Data provided

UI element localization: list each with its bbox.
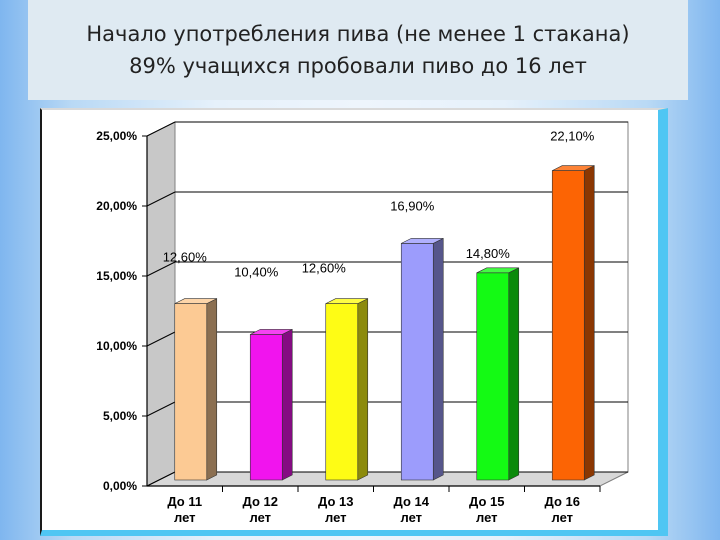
- y-tick-label: 20,00%: [96, 199, 137, 213]
- bar-top: [401, 238, 444, 244]
- x-tick-label-line2: лет: [249, 510, 271, 525]
- x-tick-label: До 15: [469, 494, 504, 509]
- chart-title-line-1: Начало употребления пива (не менее 1 ста…: [86, 22, 630, 46]
- gridline-side: [146, 261, 176, 277]
- side-wall: [146, 121, 176, 487]
- bar-side: [432, 237, 444, 481]
- x-tick-label-line2: лет: [476, 510, 498, 525]
- bar: [476, 272, 510, 481]
- y-tick-label: 5,00%: [103, 409, 137, 423]
- y-tick-label: 0,00%: [103, 479, 137, 493]
- x-tick-label: До 13: [318, 494, 353, 509]
- data-label: 10,40%: [234, 264, 279, 279]
- bar-top: [174, 298, 217, 304]
- x-tick-label: До 12: [243, 494, 278, 509]
- x-tick-label-line2: лет: [174, 510, 196, 525]
- bar-side: [357, 298, 369, 481]
- chart-title-line-2: 89% учащихся пробовали пиво до 16 лет: [129, 54, 587, 78]
- gridline-side: [146, 121, 176, 137]
- chart-frame: 0,00% 5,00% 10,00% 15,00% 20,00% 25,00% 12,60%…: [40, 108, 668, 536]
- data-label: 12,60%: [163, 250, 208, 265]
- x-tick-label-line2: лет: [325, 510, 347, 525]
- bar-side: [281, 328, 293, 481]
- gridline-side: [146, 191, 176, 207]
- y-tick-label: 25,00%: [96, 129, 137, 143]
- bar: [174, 303, 208, 481]
- x-tick-label: До 11: [167, 494, 202, 509]
- bar-top: [552, 165, 595, 171]
- data-label: 12,60%: [302, 261, 347, 276]
- bar: [551, 170, 585, 481]
- x-tick-label: До 14: [394, 494, 430, 509]
- x-tick-label: До 16: [545, 494, 580, 509]
- gridline-side: [146, 331, 176, 347]
- data-label: 22,10%: [550, 129, 595, 144]
- bar-side: [583, 165, 595, 481]
- x-tick-label-line2: лет: [551, 510, 573, 525]
- gridline-side: [146, 401, 176, 417]
- title-box: Начало употребления пива (не менее 1 ста…: [28, 0, 688, 100]
- bar-top: [250, 329, 293, 335]
- bar-top: [325, 298, 368, 304]
- bar: [400, 243, 434, 481]
- bar-side: [508, 267, 520, 481]
- data-label: 14,80%: [466, 246, 511, 261]
- x-tick-label-line2: лет: [400, 510, 422, 525]
- bar-side: [206, 298, 218, 481]
- data-label: 16,90%: [390, 198, 435, 213]
- bar-chart: 0,00% 5,00% 10,00% 15,00% 20,00% 25,00% 12,60%…: [96, 121, 629, 525]
- bar-top: [476, 267, 519, 274]
- y-tick-label: 10,00%: [96, 339, 137, 353]
- gridline-side: [146, 471, 176, 487]
- y-tick-label: 15,00%: [96, 269, 137, 283]
- bar: [249, 334, 283, 481]
- bar: [325, 303, 359, 481]
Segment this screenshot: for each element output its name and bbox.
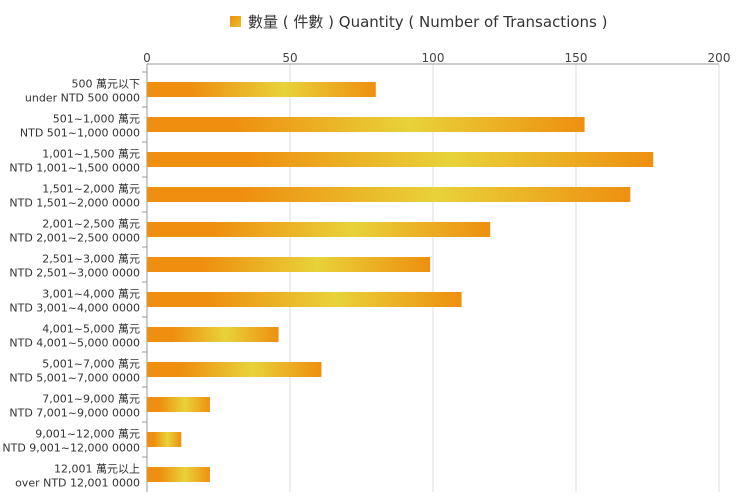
bar bbox=[147, 432, 182, 447]
category-label-zh: 1,501~2,000 萬元 bbox=[42, 183, 140, 196]
category-label-en: NTD 501~1,000 0000 bbox=[20, 127, 140, 140]
category-label-en: under NTD 500 0000 bbox=[25, 92, 140, 105]
category-label-en: NTD 1,501~2,000 0000 bbox=[9, 197, 140, 210]
category-label-zh: 3,001~4,000 萬元 bbox=[42, 288, 140, 301]
category-label-en: NTD 5,001~7,000 0000 bbox=[9, 372, 140, 385]
legend-swatch bbox=[230, 16, 241, 27]
category-label-en: NTD 3,001~4,000 0000 bbox=[9, 302, 140, 315]
category-label-zh: 2,001~2,500 萬元 bbox=[42, 218, 140, 231]
category-label-en: NTD 1,001~1,500 0000 bbox=[9, 162, 140, 175]
category-label-zh: 2,501~3,000 萬元 bbox=[42, 253, 140, 266]
bar bbox=[147, 257, 431, 272]
category-label-en: NTD 2,001~2,500 0000 bbox=[9, 232, 140, 245]
category-label-zh: 500 萬元以下 bbox=[72, 78, 141, 91]
category-label-en: NTD 7,001~9,000 0000 bbox=[9, 407, 140, 420]
category-label-en: NTD 2,501~3,000 0000 bbox=[9, 267, 140, 280]
bar bbox=[147, 467, 210, 482]
bar bbox=[147, 152, 654, 167]
category-label-zh: 5,001~7,000 萬元 bbox=[42, 358, 140, 371]
category-label-zh: 4,001~5,000 萬元 bbox=[42, 323, 140, 336]
bars bbox=[147, 82, 654, 482]
category-label-en: NTD 9,001~12,000 0000 bbox=[2, 442, 140, 455]
x-tick-label: 150 bbox=[565, 51, 588, 65]
bar bbox=[147, 187, 631, 202]
x-tick-label: 50 bbox=[282, 51, 297, 65]
category-label-zh: 12,001 萬元以上 bbox=[54, 463, 140, 476]
category-label-en: NTD 4,001~5,000 0000 bbox=[9, 337, 140, 350]
grid bbox=[142, 63, 720, 492]
bar bbox=[147, 117, 585, 132]
category-label-en: over NTD 12,001 0000 bbox=[15, 477, 140, 490]
category-label-zh: 7,001~9,000 萬元 bbox=[42, 393, 140, 406]
legend-label: 數量 ( 件數 ) Quantity ( Number of Transacti… bbox=[248, 13, 607, 31]
bar bbox=[147, 82, 376, 97]
x-tick-labels: 0 50 100 150 200 bbox=[143, 51, 730, 65]
category-label-zh: 9,001~12,000 萬元 bbox=[35, 428, 140, 441]
bar bbox=[147, 362, 322, 377]
bar bbox=[147, 397, 210, 412]
category-label-zh: 1,001~1,500 萬元 bbox=[42, 148, 140, 161]
bar bbox=[147, 327, 279, 342]
x-tick-label: 200 bbox=[708, 51, 731, 65]
category-label-zh: 501~1,000 萬元 bbox=[53, 113, 140, 126]
bar bbox=[147, 292, 462, 307]
bar bbox=[147, 222, 491, 237]
x-tick-label: 100 bbox=[422, 51, 445, 65]
x-tick-label: 0 bbox=[143, 51, 151, 65]
legend: 數量 ( 件數 ) Quantity ( Number of Transacti… bbox=[230, 13, 607, 31]
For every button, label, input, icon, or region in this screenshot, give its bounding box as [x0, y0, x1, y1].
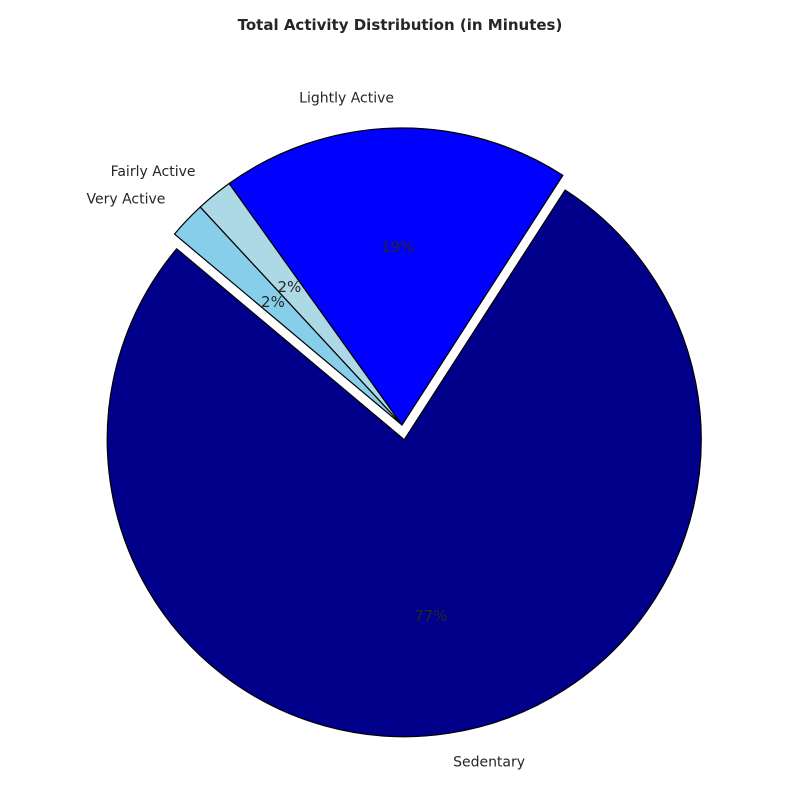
- chart-title: Total Activity Distribution (in Minutes): [238, 16, 563, 34]
- pct-label-fairly-active: 2%: [277, 278, 301, 296]
- category-label-fairly-active: Fairly Active: [111, 164, 196, 180]
- percent-labels-layer: 77% 19% 2%2%: [261, 238, 447, 625]
- pie-slice-sedentary: [106, 189, 702, 738]
- pct-label-lightly-active: 19%: [381, 238, 414, 256]
- pie-slice-very-active: [173, 206, 403, 426]
- pie-slice-lightly-active: [228, 127, 564, 426]
- category-label-lightly-active: Lightly Active: [299, 90, 394, 106]
- pct-label-sedentary: 77%: [414, 607, 447, 625]
- slices-layer: [106, 127, 702, 738]
- category-labels-layer: Sedentary Lightly Active Fairly Active Very…: [87, 90, 526, 770]
- category-label-very-active: Very Active: [87, 192, 166, 208]
- category-label-sedentary: Sedentary: [453, 755, 525, 771]
- pct-label-very-active: 2%: [261, 293, 285, 311]
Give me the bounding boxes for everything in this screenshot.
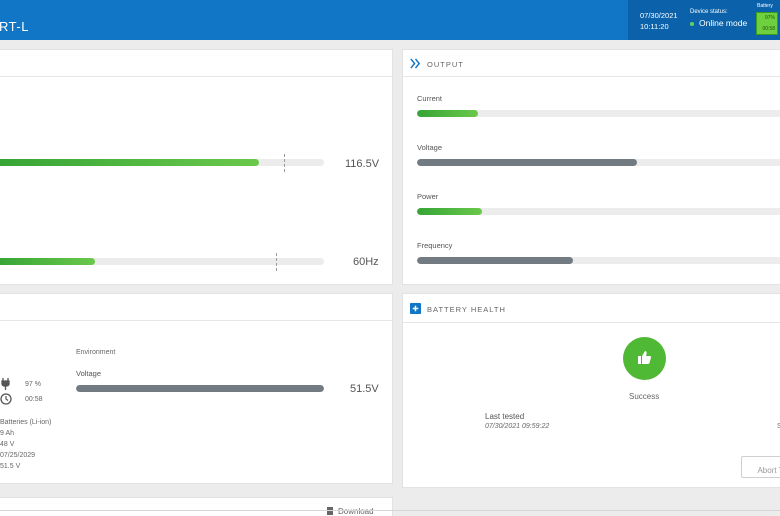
output-frequency-label: Frequency	[417, 241, 453, 250]
thumbs-up-icon	[638, 351, 651, 364]
download-link[interactable]: Download	[338, 507, 374, 516]
input-card: 116.5V 60Hz	[0, 49, 393, 285]
battery-voltage-label: Voltage	[76, 369, 102, 378]
plug-icon	[1, 378, 10, 390]
output-current-label: Current	[417, 94, 443, 103]
download-icon[interactable]	[327, 507, 333, 515]
battery-voltage-bar	[76, 385, 324, 392]
input-card-header	[0, 50, 392, 77]
battery-replace-date: 07/25/2029	[0, 452, 36, 459]
battery-charge: 97%	[764, 15, 775, 21]
battery-capacity: 9 Ah	[0, 430, 15, 437]
output-frequency-fill	[417, 257, 573, 264]
health-side-marker: S	[777, 423, 780, 430]
bottom-card: Download	[0, 497, 393, 516]
header-time: 10:11:20	[640, 22, 669, 31]
health-result: Success	[629, 392, 660, 401]
header-date: 07/30/2021	[640, 11, 678, 20]
input-voltage-marker	[284, 154, 285, 172]
header-info-panel	[628, 0, 780, 40]
battery-voltage-text: 51.5 V	[0, 463, 21, 470]
output-power-label: Power	[417, 192, 439, 201]
battery-type: Batteries (Li-ion)	[0, 419, 52, 426]
input-frequency-marker	[276, 253, 277, 271]
output-card-header: OUTPUT	[403, 50, 780, 77]
output-title: OUTPUT	[427, 60, 464, 69]
device-title: RT-L	[0, 19, 29, 34]
battery-runtime-text: 00:58	[25, 396, 43, 403]
output-current-bar	[417, 110, 780, 117]
battery-voltage-value: 51.5V	[350, 383, 379, 395]
abort-test-button[interactable]: Abort T	[741, 456, 780, 478]
output-power-bar	[417, 208, 780, 215]
battery-health-title: BATTERY HEALTH	[427, 305, 506, 314]
battery-icon[interactable]: 97% 00:58	[756, 12, 778, 35]
battery-runtime: 00:58	[762, 26, 775, 32]
chevron-right-icon	[410, 58, 421, 69]
output-voltage-label: Voltage	[417, 143, 443, 152]
app-header: RT-L 07/30/2021 10:11:20 Device status: …	[0, 0, 780, 40]
device-status-label: Device status:	[690, 9, 728, 15]
battery-voltage-fill	[76, 385, 324, 392]
battery-card-header	[0, 294, 392, 321]
output-voltage-fill	[417, 159, 638, 166]
page-footer-divider	[0, 510, 780, 511]
input-voltage-bar	[0, 159, 324, 166]
success-badge	[623, 337, 666, 380]
online-dot-icon	[690, 21, 694, 26]
battery-health-card: BATTERY HEALTH	[402, 293, 780, 488]
battery-nominal-voltage: 48 V	[0, 441, 15, 448]
input-voltage-value: 116.5V	[345, 158, 380, 170]
battery-card: 97 % 00:58 Batteries (Li-ion) 9 Ah 48 V …	[0, 293, 393, 484]
output-card: OUTPUT Current Voltage Power Frequency	[402, 49, 780, 285]
battery-label: Battery	[757, 3, 773, 9]
device-status: Online mode	[690, 18, 747, 28]
output-current-fill	[417, 110, 478, 117]
environment-label: Environment	[76, 349, 116, 356]
plus-box-icon	[410, 303, 421, 314]
last-tested-label: Last tested	[485, 412, 525, 421]
input-frequency-value: 60Hz	[353, 256, 379, 268]
input-frequency-bar	[0, 258, 324, 265]
output-power-fill	[417, 208, 482, 215]
output-voltage-bar	[417, 159, 780, 166]
battery-health-header: BATTERY HEALTH	[403, 294, 780, 323]
output-frequency-bar	[417, 257, 780, 264]
header-datetime: 07/30/2021 10:11:20	[640, 10, 678, 32]
device-status-text: Online mode	[699, 18, 748, 28]
clock-icon	[0, 393, 12, 405]
input-voltage-fill	[0, 159, 259, 166]
battery-charge-text: 97 %	[25, 381, 41, 388]
input-frequency-fill	[0, 258, 96, 265]
last-tested-value: 07/30/2021 09:59:22	[485, 423, 550, 430]
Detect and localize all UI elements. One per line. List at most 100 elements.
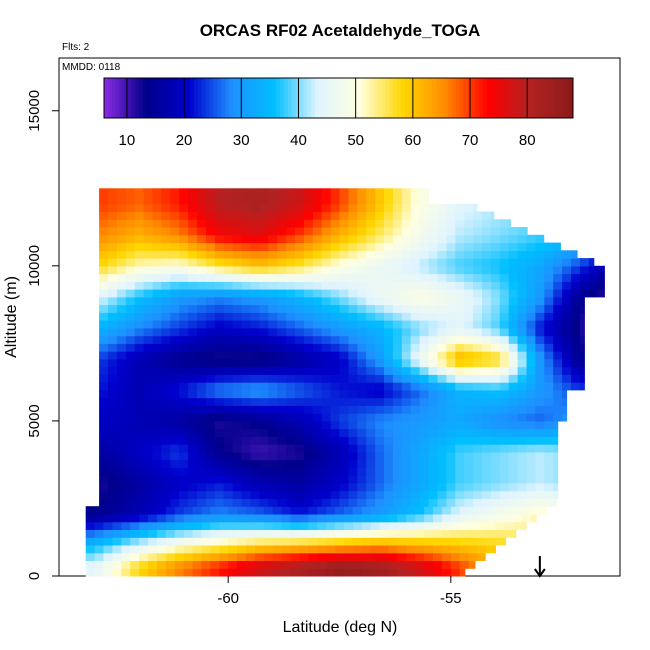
heatmap-cell xyxy=(241,482,251,492)
heatmap-cell xyxy=(295,242,305,251)
heatmap-cell xyxy=(250,188,260,197)
heatmap-cell xyxy=(508,382,519,391)
heatmap-cell xyxy=(188,196,198,205)
heatmap-cell xyxy=(384,196,394,205)
heatmap-cell xyxy=(419,482,429,492)
heatmap-cell xyxy=(495,529,505,538)
heatmap-cell xyxy=(397,506,407,515)
heatmap-cell xyxy=(321,413,332,422)
colorbar-swatch xyxy=(221,78,226,118)
heatmap-cell xyxy=(526,296,536,306)
heatmap-cell xyxy=(384,405,394,414)
heatmap-cell xyxy=(446,351,456,360)
heatmap-cell xyxy=(125,374,136,383)
heatmap-cell xyxy=(437,343,447,352)
heatmap-cell xyxy=(259,196,269,205)
heatmap-cell xyxy=(473,459,483,468)
heatmap-cell xyxy=(250,320,260,329)
heatmap-cell xyxy=(170,196,180,205)
heatmap-cell xyxy=(272,552,283,561)
heatmap-cell xyxy=(143,296,153,306)
heatmap-cell xyxy=(241,296,251,306)
heatmap-cell xyxy=(508,258,519,267)
heatmap-cell xyxy=(268,227,278,236)
heatmap-cell xyxy=(85,560,96,569)
heatmap-cell xyxy=(579,335,585,344)
heatmap-cell xyxy=(335,506,345,515)
heatmap-cell xyxy=(303,219,314,228)
heatmap-cell xyxy=(544,389,554,399)
heatmap-cell xyxy=(357,234,367,244)
heatmap-cell xyxy=(99,273,109,282)
heatmap-cell xyxy=(277,203,287,213)
heatmap-cell xyxy=(357,203,367,213)
heatmap-cell xyxy=(232,312,242,321)
heatmap-cell xyxy=(526,382,536,391)
heatmap-cell xyxy=(303,242,314,251)
heatmap-cell xyxy=(352,545,363,554)
heatmap-cell xyxy=(526,304,536,313)
colorbar-swatch xyxy=(436,78,441,118)
heatmap-cell xyxy=(379,545,389,554)
heatmap-cell xyxy=(286,265,296,275)
heatmap-cell xyxy=(473,234,483,244)
heatmap-cell xyxy=(125,397,136,406)
heatmap-cell xyxy=(312,351,323,360)
heatmap-cell xyxy=(116,498,127,507)
heatmap-cell xyxy=(108,265,118,275)
heatmap-cell xyxy=(321,281,332,290)
heatmap-cell xyxy=(384,188,394,197)
heatmap-cell xyxy=(268,382,278,391)
heatmap-cell xyxy=(446,296,456,306)
heatmap-cell xyxy=(312,343,323,352)
heatmap-cell xyxy=(281,560,291,569)
heatmap-cell xyxy=(428,335,438,344)
heatmap-cell xyxy=(295,335,305,344)
heatmap-cell xyxy=(326,568,336,577)
heatmap-cell xyxy=(330,265,340,275)
heatmap-cell xyxy=(535,335,545,344)
colorbar-swatch xyxy=(190,78,195,118)
heatmap-cell xyxy=(295,467,305,476)
heatmap-cell xyxy=(116,227,127,236)
heatmap-cell xyxy=(286,351,296,360)
heatmap-cell xyxy=(450,552,461,561)
heatmap-cell xyxy=(348,397,358,406)
heatmap-cell xyxy=(473,265,483,275)
heatmap-cell xyxy=(201,552,211,561)
heatmap-cell xyxy=(406,545,416,554)
heatmap-cell xyxy=(277,234,287,244)
heatmap-cell xyxy=(259,382,269,391)
heatmap-cell xyxy=(526,389,536,399)
heatmap-cell xyxy=(210,568,220,577)
heatmap-cell xyxy=(562,366,572,375)
heatmap-cell xyxy=(286,498,296,507)
heatmap-cell xyxy=(464,444,474,453)
colorbar-swatch xyxy=(420,78,426,118)
heatmap-cell xyxy=(134,444,145,453)
heatmap-cell xyxy=(179,498,189,507)
heatmap-cell xyxy=(108,358,118,368)
heatmap-cell xyxy=(455,413,465,422)
heatmap-cell xyxy=(459,506,470,515)
heatmap-cell xyxy=(597,273,605,282)
heatmap-cell xyxy=(473,475,483,484)
heatmap-cell xyxy=(330,444,340,453)
heatmap-cell xyxy=(232,374,242,383)
heatmap-cell xyxy=(116,405,127,414)
heatmap-cell xyxy=(143,312,153,321)
heatmap-cell xyxy=(259,498,269,507)
heatmap-cell xyxy=(428,219,438,228)
heatmap-cell xyxy=(286,296,296,306)
heatmap-cell xyxy=(348,296,358,306)
heatmap-cell xyxy=(348,389,358,399)
heatmap-cell xyxy=(108,227,118,236)
heatmap-cell xyxy=(553,374,563,383)
heatmap-cell xyxy=(384,459,394,468)
heatmap-cell xyxy=(526,428,536,437)
heatmap-cell xyxy=(464,420,474,430)
heatmap-cell xyxy=(303,281,314,290)
heatmap-cell xyxy=(370,506,381,515)
heatmap-cell xyxy=(232,397,242,406)
heatmap-cell xyxy=(339,444,349,453)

Direction
Please edit the material starting with the line containing "241, 453, 250]" and going on through the line containing "50, 392, 77]", replacing "thumbs-up-icon" with "like-icon" and keeping everything else unchanged. Return only those lines.

Answer in full
output-frequency-label: Frequency	[417, 241, 453, 250]
like-icon	[638, 351, 651, 364]
download-link[interactable]: Download	[338, 507, 374, 516]
input-card: 116.5V 60Hz	[0, 49, 393, 285]
battery-voltage-label: Voltage	[76, 369, 102, 378]
plug-icon	[1, 378, 10, 390]
output-current-label: Current	[417, 94, 443, 103]
download-icon[interactable]	[327, 507, 333, 515]
battery-voltage-bar	[76, 385, 324, 392]
input-card-header	[0, 50, 392, 77]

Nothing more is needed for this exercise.